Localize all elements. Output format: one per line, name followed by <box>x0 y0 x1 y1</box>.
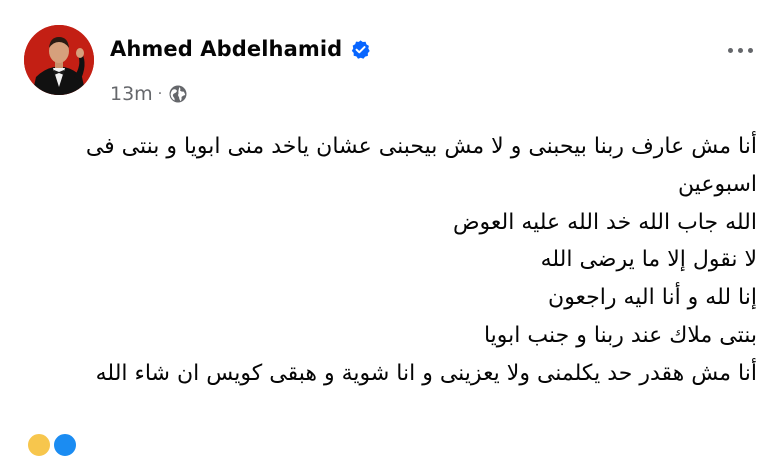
ellipsis-dot <box>727 47 733 53</box>
ellipsis-dot <box>747 47 753 53</box>
post-body: أنا مش عارف ربنا بيحبنى و لا مش بيحبنى ع… <box>22 128 757 393</box>
author-name[interactable]: Ahmed Abdelhamid <box>110 37 342 61</box>
more-options-button[interactable] <box>720 32 760 68</box>
post-line: اسبوعين <box>677 171 757 197</box>
post-timestamp[interactable]: 13m <box>110 83 153 105</box>
globe-icon[interactable] <box>168 84 188 104</box>
post-line: لا نقول إلا ما يرضى الله <box>540 247 757 273</box>
ellipsis-dot <box>737 47 743 53</box>
author-avatar[interactable] <box>24 25 94 95</box>
care-reaction-icon <box>26 432 52 458</box>
profile-photo <box>24 25 94 95</box>
post-line: إنا لله و أنا اليه راجعون <box>548 285 757 311</box>
post-line: بنتى ملاك عند ربنا و جنب ابويا <box>483 322 757 348</box>
post-meta: 13m · <box>110 82 188 106</box>
verified-badge-icon <box>352 39 370 59</box>
like-reaction-icon <box>52 432 78 458</box>
post-line: أنا مش هقدر حد يكلمنى ولا يعزينى و انا ش… <box>95 360 757 386</box>
facebook-post: Ahmed Abdelhamid 13m · أنا مش عارف ربنا … <box>0 0 779 458</box>
post-line: الله جاب الله خد الله عليه العوض <box>452 209 757 235</box>
author-row: Ahmed Abdelhamid <box>110 34 371 64</box>
meta-separator: · <box>157 86 163 102</box>
post-line: أنا مش عارف ربنا بيحبنى و لا مش بيحبنى ع… <box>85 134 757 159</box>
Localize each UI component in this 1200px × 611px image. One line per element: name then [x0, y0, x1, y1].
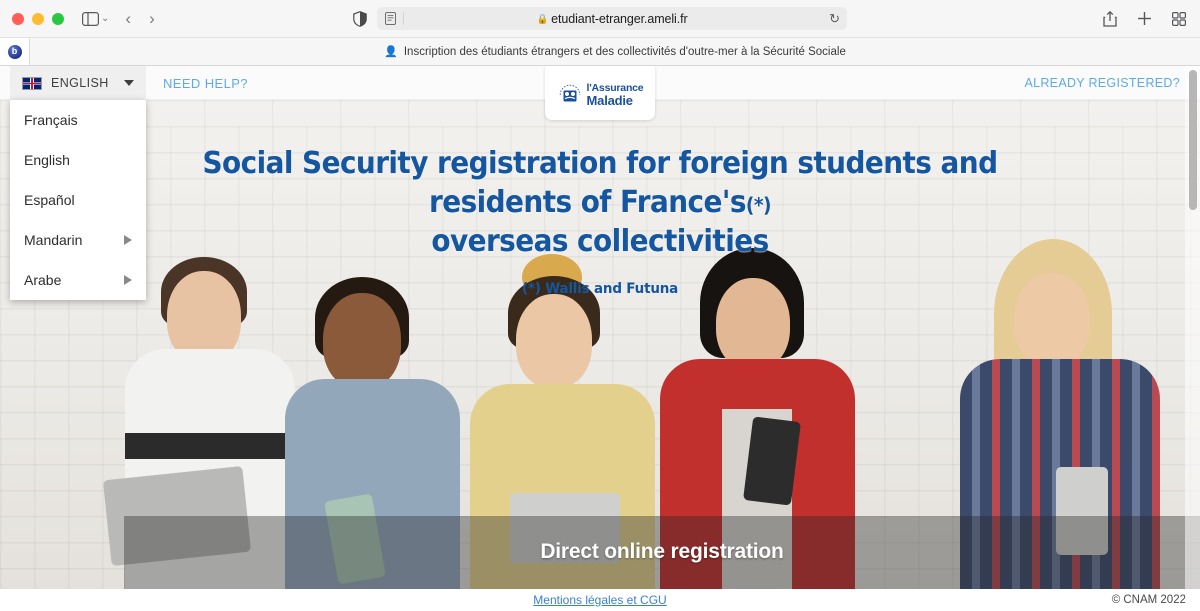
- toolbar-right-actions: [1103, 10, 1186, 27]
- language-selector-button[interactable]: ENGLISH: [10, 66, 146, 100]
- language-option-mandarin[interactable]: Mandarin: [10, 220, 146, 260]
- language-selector-label: ENGLISH: [51, 76, 109, 90]
- hero-headline-asterisk: (*): [745, 193, 772, 217]
- language-option-label: Français: [24, 112, 78, 128]
- navigation-buttons: ‹ ›: [125, 9, 154, 29]
- already-registered-link[interactable]: ALREADY REGISTERED?: [1024, 66, 1180, 100]
- language-option-label: Mandarin: [24, 232, 83, 248]
- logo-text: l'Assurance Maladie: [586, 81, 644, 108]
- web-page: ENGLISH NEED HELP? l'Assurance Maladie A…: [0, 66, 1200, 611]
- address-bar[interactable]: 🔒 etudiant-etranger.ameli.fr ↻: [377, 7, 847, 30]
- language-option-francais[interactable]: Français: [10, 100, 146, 140]
- tab-overview-icon[interactable]: [1172, 11, 1186, 26]
- secu-emblem-icon: 👤: [384, 46, 398, 58]
- address-bar-group: 🔒 etudiant-etranger.ameli.fr ↻: [353, 7, 847, 30]
- safari-window: ⌄ ‹ › 🔒 etudiant-etranger.ameli.fr ↻ b 👤…: [0, 0, 1200, 611]
- scrollbar-thumb[interactable]: [1189, 70, 1197, 210]
- close-window-button[interactable]: [12, 12, 24, 25]
- language-option-english[interactable]: English: [10, 140, 146, 180]
- page-footer: Mentions légales et CGU © CNAM 2022: [0, 589, 1200, 611]
- sidebar-chevron-down-icon[interactable]: ⌄: [101, 13, 109, 24]
- hero-headline-group: Social Security registration for foreign…: [0, 144, 1200, 297]
- registration-title: Direct online registration: [540, 540, 784, 563]
- url-text-group: 🔒 etudiant-etranger.ameli.fr: [377, 12, 847, 26]
- logo-line1: l'Assurance: [586, 81, 644, 94]
- hero-headline-line2: overseas collectivities: [431, 224, 769, 259]
- chevron-down-icon: [124, 80, 134, 86]
- hero-headline-text: Social Security registration for foreign…: [202, 146, 998, 220]
- language-option-arabe[interactable]: Arabe: [10, 260, 146, 300]
- need-help-link[interactable]: NEED HELP?: [163, 66, 248, 100]
- browser-tab[interactable]: b: [0, 38, 30, 65]
- tab-title-text: Inscription des étudiants étrangers et d…: [403, 45, 846, 58]
- forward-arrow-icon[interactable]: ›: [149, 9, 155, 29]
- page-scrollbar[interactable]: [1185, 66, 1200, 611]
- url-text: etudiant-etranger.ameli.fr: [551, 11, 688, 26]
- hero-banner: Social Security registration for foreign…: [0, 100, 1200, 589]
- logo-line2: Maladie: [586, 92, 633, 108]
- language-option-espanol[interactable]: Español: [10, 180, 146, 220]
- ameli-favicon: b: [7, 44, 22, 59]
- copyright-text: © CNAM 2022: [1111, 594, 1186, 606]
- hero-headline: Social Security registration for foreign…: [163, 144, 1037, 261]
- securite-sociale-emblem-icon: [557, 82, 583, 108]
- submenu-arrow-icon: [124, 235, 132, 245]
- tab-strip: b 👤 Inscription des étudiants étrangers …: [0, 38, 1200, 66]
- share-icon[interactable]: [1103, 10, 1117, 27]
- uk-flag-icon: [22, 76, 42, 90]
- new-tab-icon[interactable]: [1137, 11, 1152, 26]
- registration-panel: Direct online registration Your circumst…: [124, 516, 1200, 589]
- legal-notice-link[interactable]: Mentions légales et CGU: [533, 593, 666, 607]
- back-arrow-icon[interactable]: ‹: [125, 9, 131, 29]
- language-option-label: Arabe: [24, 272, 62, 288]
- reload-icon[interactable]: ↻: [829, 11, 840, 27]
- hero-subheadline: (*) Wallis and Futuna: [521, 281, 679, 297]
- language-option-label: English: [24, 152, 70, 168]
- window-controls: [12, 12, 64, 25]
- language-dropdown-menu: Français English Español Mandarin Arabe: [10, 100, 146, 300]
- privacy-shield-icon[interactable]: [353, 10, 367, 27]
- maximize-window-button[interactable]: [52, 12, 64, 25]
- browser-toolbar: ⌄ ‹ › 🔒 etudiant-etranger.ameli.fr ↻: [0, 0, 1200, 38]
- submenu-arrow-icon: [124, 275, 132, 285]
- site-header: ENGLISH NEED HELP? l'Assurance Maladie A…: [0, 66, 1200, 120]
- language-option-label: Español: [24, 192, 75, 208]
- assurance-maladie-logo[interactable]: l'Assurance Maladie: [545, 66, 655, 120]
- minimize-window-button[interactable]: [32, 12, 44, 25]
- lock-icon: 🔒: [536, 13, 549, 25]
- logo-inner: l'Assurance Maladie: [557, 82, 644, 108]
- tab-title-bar: 👤 Inscription des étudiants étrangers et…: [30, 38, 1200, 65]
- sidebar-toggle-icon[interactable]: [82, 11, 99, 26]
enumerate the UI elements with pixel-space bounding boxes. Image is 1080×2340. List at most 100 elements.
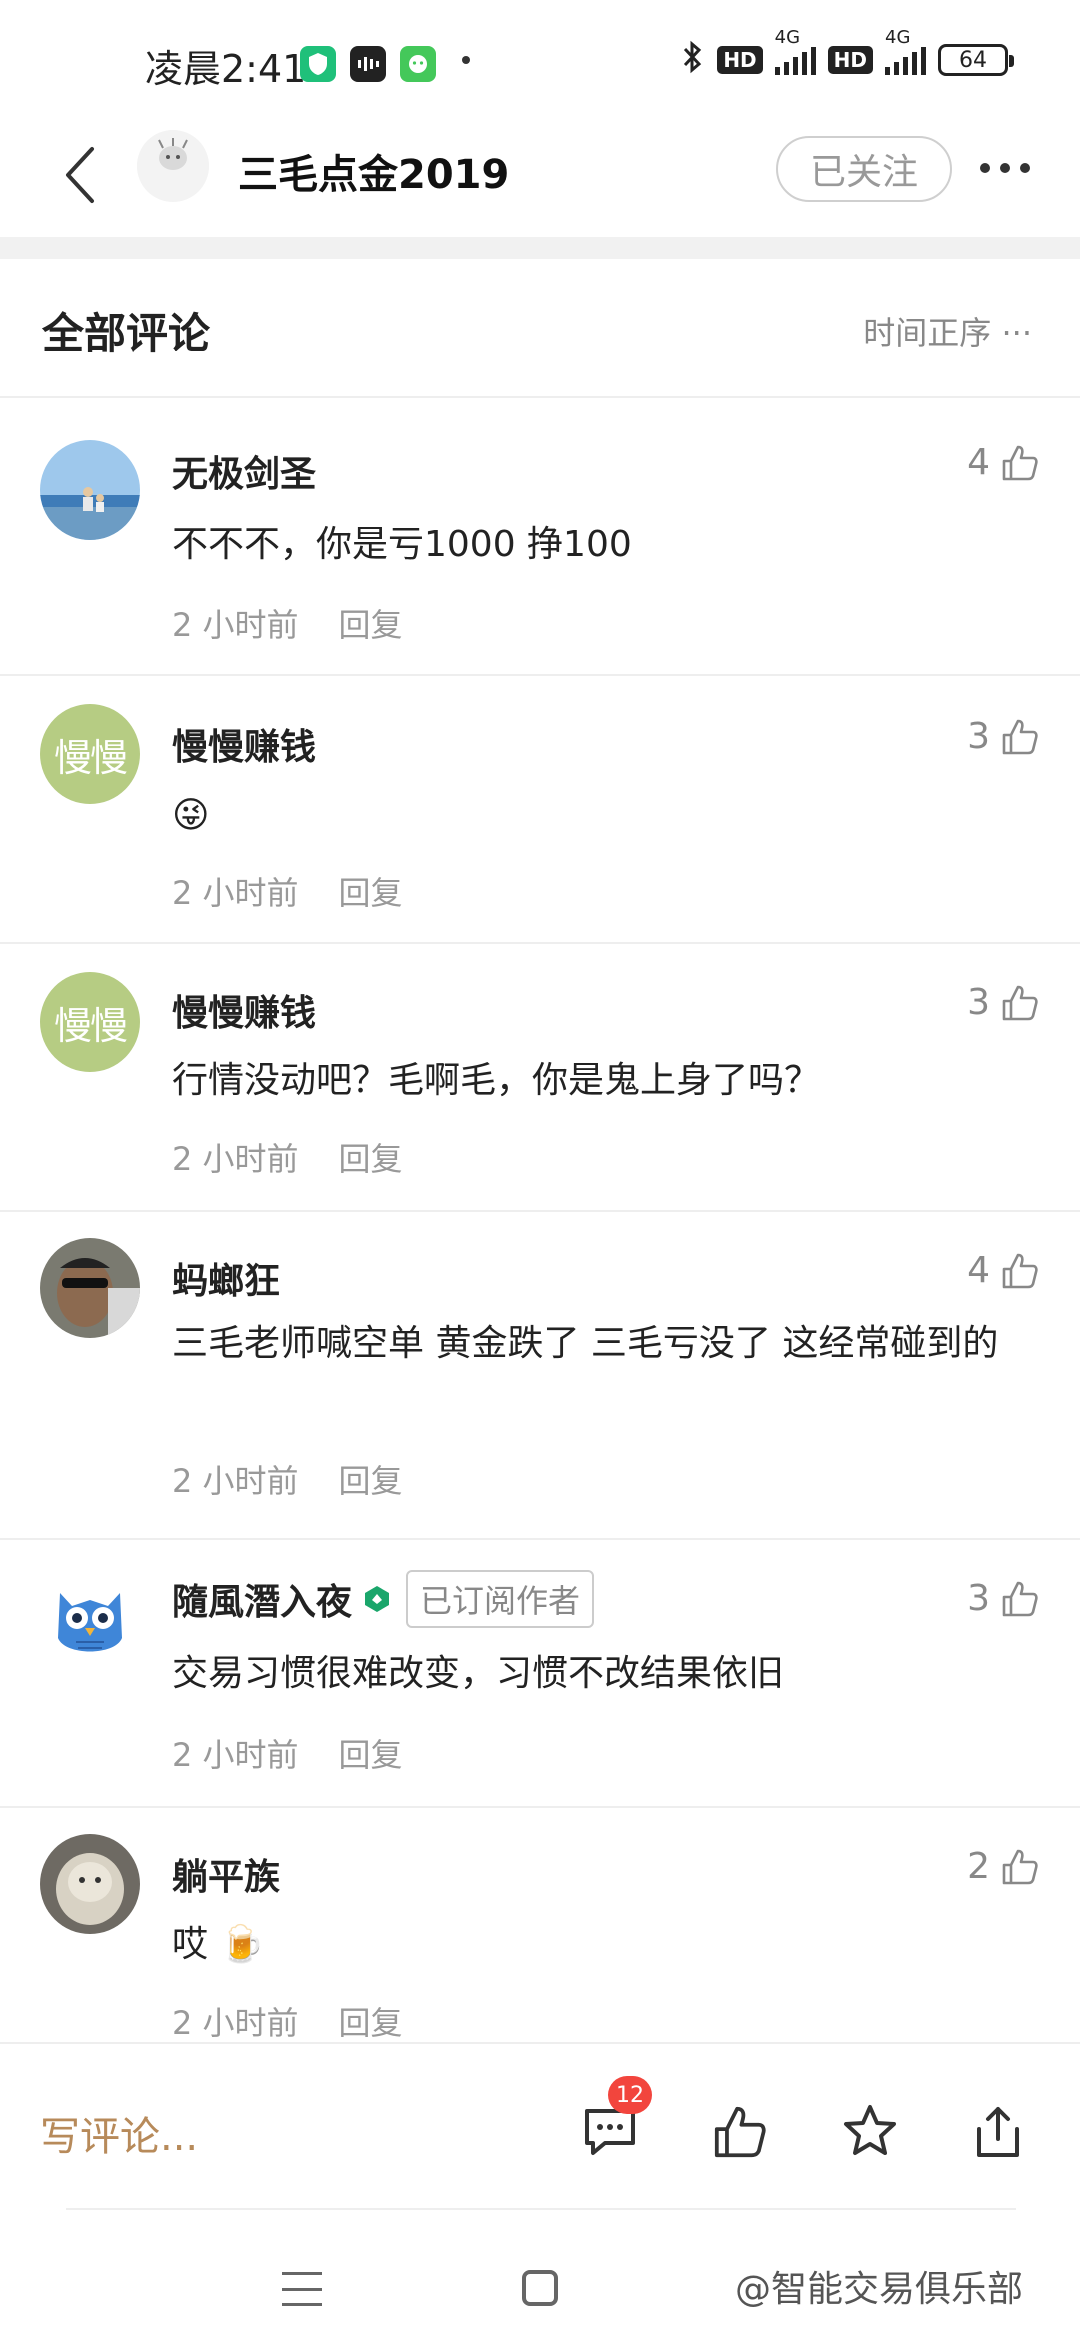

- - - - -

_EXERCISE PROMPT_.
Copy every line of the data above that contains the string "address", leaving each line unchanged.

_WRITTEN ANSWER_.
- address-bar[interactable]: 🔒 etudiant-etranger.ameli.fr ↻: [377, 7, 847, 30]
- address-bar-group: 🔒 etudiant-etranger.ameli.fr ↻: [353, 7, 847, 30]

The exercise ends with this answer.